● Problem requirements:
Render the lines below as a numbered list, dropping any blank lines and leaving the pictures out.

● Stored rows:
——
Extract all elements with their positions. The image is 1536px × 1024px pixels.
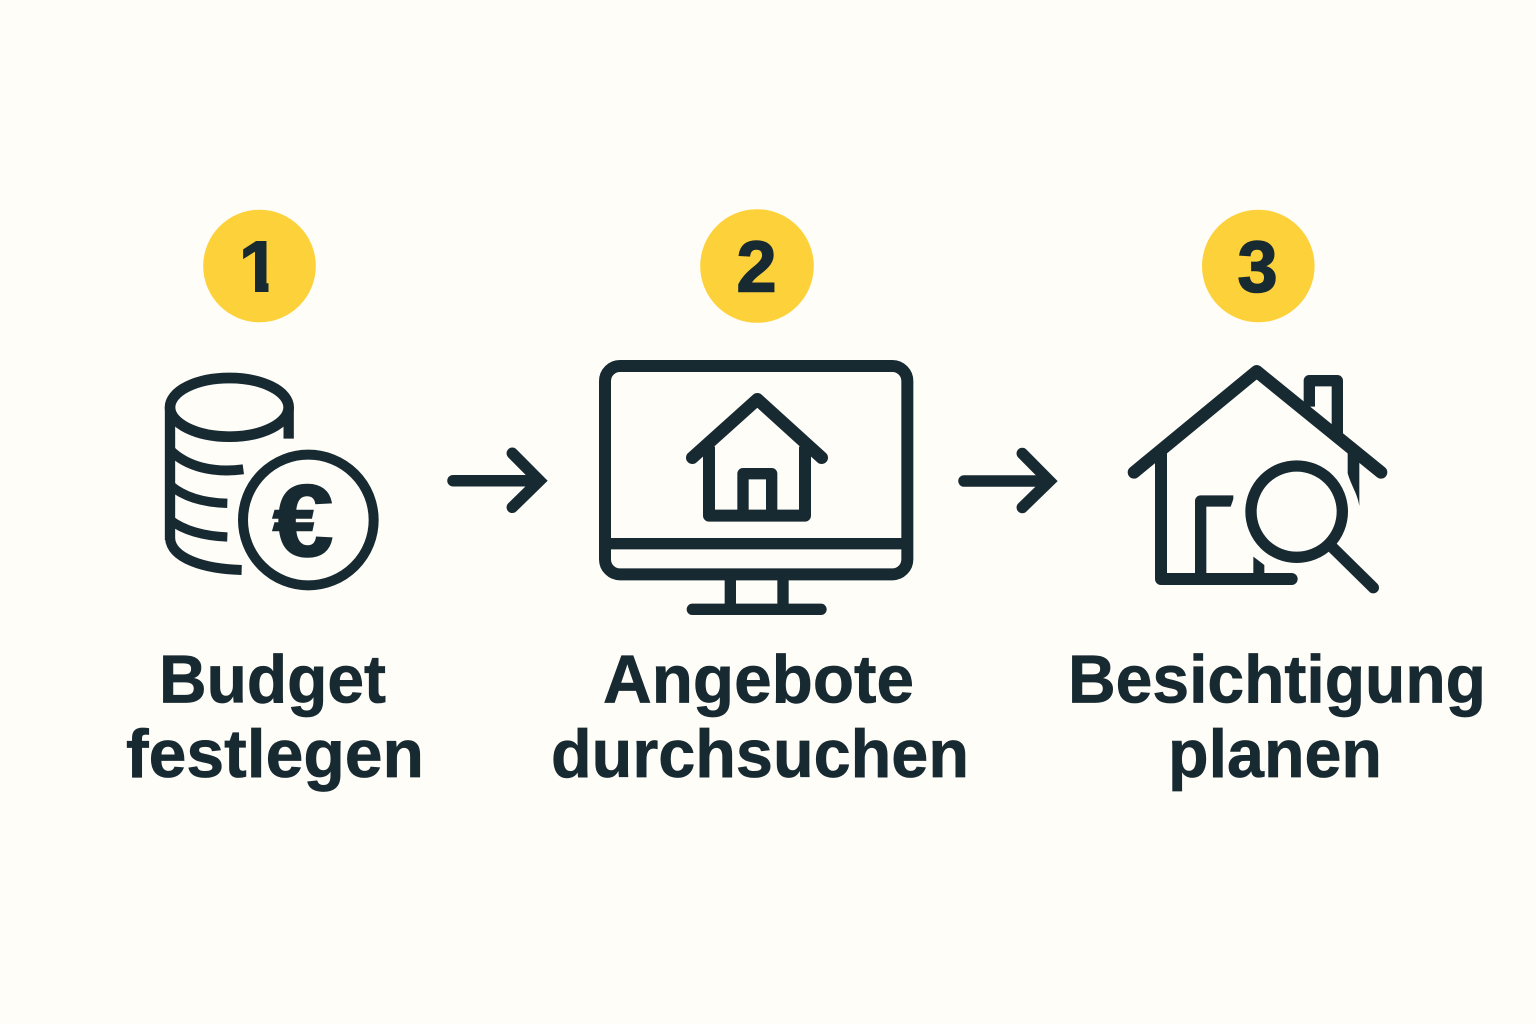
- number badge 2: 2: [736, 228, 777, 308]
- number badge 3: [1202, 210, 1315, 322]
- label: Besichtigung planen: [1068, 642, 1486, 792]
- label: Budget festlegen: festlegen: [126, 716, 424, 792]
- icon: coin stack with euro coin: [170, 378, 374, 585]
- infographic canvas: [126, 209, 1482, 792]
- label: Besichtigung planen: planen: [1168, 716, 1382, 792]
- step 2: listings: [551, 209, 969, 792]
- label: Angebote durchsuchen: durchsuchen: [551, 716, 969, 792]
- number badge 1: 1: [239, 228, 279, 308]
- arrow 2 to 3: [964, 454, 1050, 508]
- label: Budget festlegen: Budget: [159, 642, 386, 718]
- step 3: viewing: [1068, 210, 1486, 792]
- icon: house with magnifying glass: [1134, 371, 1381, 588]
- number badge 2: [700, 209, 814, 323]
- arrow 1 to 2: [453, 453, 540, 507]
- label: Angebote durchsuchen: [551, 642, 969, 792]
- number badge 3: 3: [1237, 228, 1278, 308]
- icon: monitor with house: [605, 366, 907, 609]
- icon: coin stack with euro coin: €: [272, 464, 334, 578]
- label: Budget festlegen: [126, 642, 424, 792]
- step 1: budget: [126, 210, 424, 792]
- label: Angebote durchsuchen: Angebote: [603, 642, 914, 718]
- label: Besichtigung planen: Besichtigung: [1068, 642, 1486, 718]
- number badge 1: [203, 210, 316, 322]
——
● Output for this exercise:
1. Extract all elements with their positions. The image is 1536px × 1024px pixels.
2. - number badge 2: 2: [736, 228, 777, 308]
3. - number badge 3: [1202, 210, 1315, 322]
4. - label: Besichtigung planen: [1068, 642, 1486, 792]
5. - label: Budget festlegen: festlegen: [126, 716, 424, 792]
6. - icon: coin stack with euro coin: [170, 378, 374, 585]
7. - infographic canvas: [126, 209, 1482, 792]
8. - label: Besichtigung planen: planen: [1168, 716, 1382, 792]
9. - step 2: listings: [551, 209, 969, 792]
10. - label: Angebote durchsuchen: durchsuchen: [551, 716, 969, 792]
11. - number badge 1: 1: [239, 228, 279, 308]
12. - arrow 2 to 3: [964, 454, 1050, 508]
13. - label: Budget festlegen: Budget: [159, 642, 386, 718]
14. - step 3: viewing: [1068, 210, 1486, 792]
15. - icon: house with magnifying glass: [1134, 371, 1381, 588]
16. - number badge 2: [700, 209, 814, 323]
17. - arrow 1 to 2: [453, 453, 540, 507]
18. - label: Angebote durchsuchen: [551, 642, 969, 792]
19. - number badge 3: 3: [1237, 228, 1278, 308]
20. - icon: monitor with house: [605, 366, 907, 609]
21. - icon: coin stack with euro coin: €: [272, 464, 334, 578]
22. - label: Budget festlegen: [126, 642, 424, 792]
23. - step 1: budget: [126, 210, 424, 792]
24. - label: Angebote durchsuchen: Angebote: [603, 642, 914, 718]
25. - label: Besichtigung planen: Besichtigung: [1068, 642, 1486, 718]
26. - number badge 1: [203, 210, 316, 322]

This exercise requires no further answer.